§ **Records shown**
^^^^

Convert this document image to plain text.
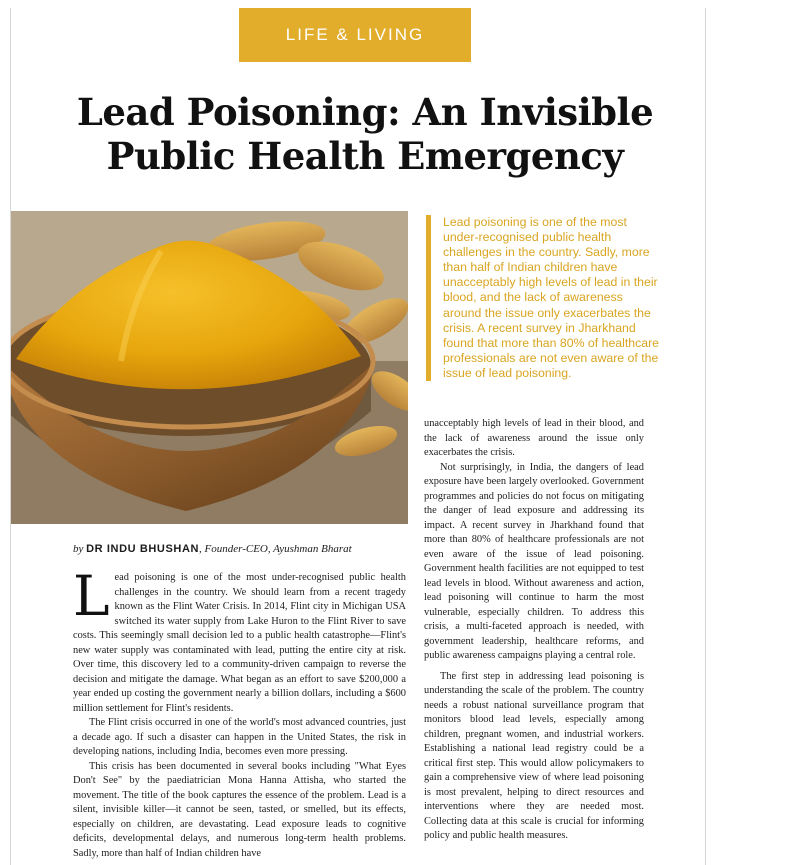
LIFE & LIVING
Lead Poisoning: An Invisible
Public Health Emergency
Lead poisoning is one of the most under-recognised public health challenges in the country. Sadly, more than half of Indian children have unacceptably high levels of lead in their blood, and the lack of awareness around the issue only exacerbates the crisis. A recent survey in Jharkhand found that more than 80% of healthcare professionals are not even aware of the issue of lead poisoning.
by DR INDU BHUSHAN, Founder-CEO, Ayushman Bharat

Lead poisoning is one of the most under-recognised public health challenges in the country. We should learn from a recent tragedy known as the Flint Water Crisis. In 2014, Flint city in Michigan USA switched its water supply from Lake Huron to the Flint River to save costs. This seemingly small decision led to a public health catastrophe—Flint's new water supply was contaminated with lead, putting the entire city at risk. Over time, this discovery led to a community-driven campaign to reverse the decision and mitigate the damage. What began as an effort to save $200,000 a year ended up costing the government nearly a billion dollars, including a $600 million settlement for Flint's residents.

The Flint crisis occurred in one of the world's most advanced countries, just a decade ago. If such a disaster can happen in the United States, the risk in developing nations, including India, becomes even more pressing.

This crisis has been documented in several books including "What Eyes Don't See" by the paediatrician Mona Hanna Attisha, who started the movement. The title of the book captures the essence of the problem. Lead is a silent, invisible killer—it cannot be seen, tasted, or smelled, but its effects, especially on children, are devastating. Lead exposure leads to cognitive deficits, developmental delays, and numerous long-term health problems. Sadly, more than half of Indian children have

unacceptably high levels of lead in their blood, and the lack of awareness around the issue only exacerbates the crisis.

Not surprisingly, in India, the dangers of lead exposure have been largely overlooked. Government programmes and policies do not focus on mitigating the danger of lead exposure and addressing its impact. A recent survey in Jharkhand found that more than 80% of healthcare professionals are not even aware of the issue of lead poisoning. Government health facilities are not equipped to test lead levels in blood. Without awareness and action, lead poisoning will continue to harm the most vulnerable, especially children. To address this crisis, a multi-faceted approach is needed, with government leadership, healthcare reforms, and public awareness campaigns playing a central role.

The first step in addressing lead poisoning is understanding the scale of the problem. The country needs a robust national surveillance program that monitors blood lead levels, especially among children, pregnant women, and industrial workers. Establishing a national lead registry could be a critical first step. This would allow policymakers to gain a comprehensive view of where lead poisoning is most prevalent, helping to direct resources and interventions where they are needed most. Collecting data at this scale is crucial for informing policy and public health measures.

^^^^

From the material above, copy everything exactly but the pictures.

§ **Exercise response**
Convert this document image to plain text.
LIFE & LIVING
Lead Poisoning: An Invisible
Public Health Emergency
Lead poisoning is one of the most under-recognised public health challenges in the country. Sadly, more than half of Indian children have unacceptably high levels of lead in their blood, and the lack of awareness around the issue only exacerbates the crisis. A recent survey in Jharkhand found that more than 80% of healthcare professionals are not even aware of the issue of lead poisoning.
by DR INDU BHUSHAN, Founder-CEO, Ayushman Bharat

Lead poisoning is one of the most under-recognised public health challenges in the country. We should learn from a recent tragedy known as the Flint Water Crisis. In 2014, Flint city in Michigan USA switched its water supply from Lake Huron to the Flint River to save costs. This seemingly small decision led to a public health catastrophe—Flint's new water supply was contaminated with lead, putting the entire city at risk. Over time, this discovery led to a community-driven campaign to reverse the decision and mitigate the damage. What began as an effort to save $200,000 a year ended up costing the government nearly a billion dollars, including a $600 million settlement for Flint's residents.

The Flint crisis occurred in one of the world's most advanced countries, just a decade ago. If such a disaster can happen in the United States, the risk in developing nations, including India, becomes even more pressing.

This crisis has been documented in several books including "What Eyes Don't See" by the paediatrician Mona Hanna Attisha, who started the movement. The title of the book captures the essence of the problem. Lead is a silent, invisible killer—it cannot be seen, tasted, or smelled, but its effects, especially on children, are devastating. Lead exposure leads to cognitive deficits, developmental delays, and numerous long-term health problems. Sadly, more than half of Indian children have

unacceptably high levels of lead in their blood, and the lack of awareness around the issue only exacerbates the crisis.

Not surprisingly, in India, the dangers of lead exposure have been largely overlooked. Government programmes and policies do not focus on mitigating the danger of lead exposure and addressing its impact. A recent survey in Jharkhand found that more than 80% of healthcare professionals are not even aware of the issue of lead poisoning. Government health facilities are not equipped to test lead levels in blood. Without awareness and action, lead poisoning will continue to harm the most vulnerable, especially children. To address this crisis, a multi-faceted approach is needed, with government leadership, healthcare reforms, and public awareness campaigns playing a central role.

The first step in addressing lead poisoning is understanding the scale of the problem. The country needs a robust national surveillance program that monitors blood lead levels, especially among children, pregnant women, and industrial workers. Establishing a national lead registry could be a critical first step. This would allow policymakers to gain a comprehensive view of where lead poisoning is most prevalent, helping to direct resources and interventions where they are needed most. Collecting data at this scale is crucial for informing policy and public health measures.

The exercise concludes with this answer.